### Task description
Can the data below be echoed back word for word?

──────── Items

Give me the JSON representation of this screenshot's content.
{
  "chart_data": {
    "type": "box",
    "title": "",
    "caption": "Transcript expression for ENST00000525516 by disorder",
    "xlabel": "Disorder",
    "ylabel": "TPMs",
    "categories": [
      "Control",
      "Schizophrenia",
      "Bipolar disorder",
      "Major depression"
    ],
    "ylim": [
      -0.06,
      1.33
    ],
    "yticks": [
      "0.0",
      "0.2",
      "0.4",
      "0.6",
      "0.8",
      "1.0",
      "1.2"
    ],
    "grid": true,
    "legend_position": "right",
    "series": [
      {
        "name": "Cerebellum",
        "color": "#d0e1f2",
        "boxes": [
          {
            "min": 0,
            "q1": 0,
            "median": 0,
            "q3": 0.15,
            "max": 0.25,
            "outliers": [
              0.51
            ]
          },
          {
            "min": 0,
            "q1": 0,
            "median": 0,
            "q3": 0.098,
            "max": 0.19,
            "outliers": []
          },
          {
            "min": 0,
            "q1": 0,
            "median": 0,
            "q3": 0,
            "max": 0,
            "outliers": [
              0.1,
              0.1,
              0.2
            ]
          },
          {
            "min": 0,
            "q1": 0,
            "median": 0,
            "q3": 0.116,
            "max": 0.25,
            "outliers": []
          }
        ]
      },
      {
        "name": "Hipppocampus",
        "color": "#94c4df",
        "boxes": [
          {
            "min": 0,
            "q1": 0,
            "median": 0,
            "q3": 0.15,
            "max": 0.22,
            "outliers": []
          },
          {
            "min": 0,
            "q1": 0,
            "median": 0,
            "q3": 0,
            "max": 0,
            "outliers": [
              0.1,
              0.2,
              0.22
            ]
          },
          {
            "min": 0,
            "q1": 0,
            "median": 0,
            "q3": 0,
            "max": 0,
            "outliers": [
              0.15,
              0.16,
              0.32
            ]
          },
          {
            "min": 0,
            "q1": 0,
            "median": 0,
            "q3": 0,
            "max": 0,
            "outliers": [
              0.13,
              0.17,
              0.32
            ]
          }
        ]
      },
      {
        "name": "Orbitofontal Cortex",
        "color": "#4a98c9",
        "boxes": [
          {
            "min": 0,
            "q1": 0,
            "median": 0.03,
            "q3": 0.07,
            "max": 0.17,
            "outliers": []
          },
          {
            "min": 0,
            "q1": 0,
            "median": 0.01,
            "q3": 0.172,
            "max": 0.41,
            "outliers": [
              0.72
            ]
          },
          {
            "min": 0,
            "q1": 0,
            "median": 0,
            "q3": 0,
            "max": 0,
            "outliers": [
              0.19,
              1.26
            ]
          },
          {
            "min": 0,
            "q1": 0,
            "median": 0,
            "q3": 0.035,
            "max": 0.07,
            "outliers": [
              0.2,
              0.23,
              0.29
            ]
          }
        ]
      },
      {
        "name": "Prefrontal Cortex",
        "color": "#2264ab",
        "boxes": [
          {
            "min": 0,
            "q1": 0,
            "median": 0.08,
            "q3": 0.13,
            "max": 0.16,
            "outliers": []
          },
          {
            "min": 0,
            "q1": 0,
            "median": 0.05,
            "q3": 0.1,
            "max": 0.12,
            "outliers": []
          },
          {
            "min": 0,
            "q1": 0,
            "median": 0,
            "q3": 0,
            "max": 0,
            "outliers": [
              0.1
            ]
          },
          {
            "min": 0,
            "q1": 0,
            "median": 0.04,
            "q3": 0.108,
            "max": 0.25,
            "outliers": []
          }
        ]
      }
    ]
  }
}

────────────────

### Answer for this exercise
Give me the JSON representation of this screenshot's content.
{
  "chart_data": {
    "type": "box",
    "title": "",
    "caption": "Transcript expression for ENST00000525516 by disorder",
    "xlabel": "Disorder",
    "ylabel": "TPMs",
    "categories": [
      "Control",
      "Schizophrenia",
      "Bipolar disorder",
      "Major depression"
    ],
    "ylim": [
      -0.06,
      1.33
    ],
    "yticks": [
      "0.0",
      "0.2",
      "0.4",
      "0.6",
      "0.8",
      "1.0",
      "1.2"
    ],
    "grid": true,
    "legend_position": "right",
    "series": [
      {
        "name": "Cerebellum",
        "color": "#d0e1f2",
        "boxes": [
          {
            "min": 0,
            "q1": 0,
            "median": 0,
            "q3": 0.15,
            "max": 0.25,
            "outliers": [
              0.51
            ]
          },
          {
            "min": 0,
            "q1": 0,
            "median": 0,
            "q3": 0.098,
            "max": 0.19,
            "outliers": []
          },
          {
            "min": 0,
            "q1": 0,
            "median": 0,
            "q3": 0,
            "max": 0,
            "outliers": [
              0.1,
              0.1,
              0.2
            ]
          },
          {
            "min": 0,
            "q1": 0,
            "median": 0,
            "q3": 0.116,
            "max": 0.25,
            "outliers": []
          }
        ]
      },
      {
        "name": "Hipppocampus",
        "color": "#94c4df",
        "boxes": [
          {
            "min": 0,
            "q1": 0,
            "median": 0,
            "q3": 0.15,
            "max": 0.22,
            "outliers": []
          },
          {
            "min": 0,
            "q1": 0,
            "median": 0,
            "q3": 0,
            "max": 0,
            "outliers": [
              0.1,
              0.2,
              0.22
            ]
          },
          {
            "min": 0,
            "q1": 0,
            "median": 0,
            "q3": 0,
            "max": 0,
            "outliers": [
              0.15,
              0.16,
              0.32
            ]
          },
          {
            "min": 0,
            "q1": 0,
            "median": 0,
            "q3": 0,
            "max": 0,
            "outliers": [
              0.13,
              0.17,
              0.32
            ]
          }
        ]
      },
      {
        "name": "Orbitofontal Cortex",
        "color": "#4a98c9",
        "boxes": [
          {
            "min": 0,
            "q1": 0,
            "median": 0.03,
            "q3": 0.07,
            "max": 0.17,
            "outliers": []
          },
          {
            "min": 0,
            "q1": 0,
            "median": 0.01,
            "q3": 0.172,
            "max": 0.41,
            "outliers": [
              0.72
            ]
          },
          {
            "min": 0,
            "q1": 0,
            "median": 0,
            "q3": 0,
            "max": 0,
            "outliers": [
              0.19,
              1.26
            ]
          },
          {
            "min": 0,
            "q1": 0,
            "median": 0,
            "q3": 0.035,
            "max": 0.07,
            "outliers": [
              0.2,
              0.23,
              0.29
            ]
          }
        ]
      },
      {
        "name": "Prefrontal Cortex",
        "color": "#2264ab",
        "boxes": [
          {
            "min": 0,
            "q1": 0,
            "median": 0.08,
            "q3": 0.13,
            "max": 0.16,
            "outliers": []
          },
          {
            "min": 0,
            "q1": 0,
            "median": 0.05,
            "q3": 0.1,
            "max": 0.12,
            "outliers": []
          },
          {
            "min": 0,
            "q1": 0,
            "median": 0,
            "q3": 0,
            "max": 0,
            "outliers": [
              0.1
            ]
          },
          {
            "min": 0,
            "q1": 0,
            "median": 0.04,
            "q3": 0.108,
            "max": 0.25,
            "outliers": []
          }
        ]
      }
    ]
  }
}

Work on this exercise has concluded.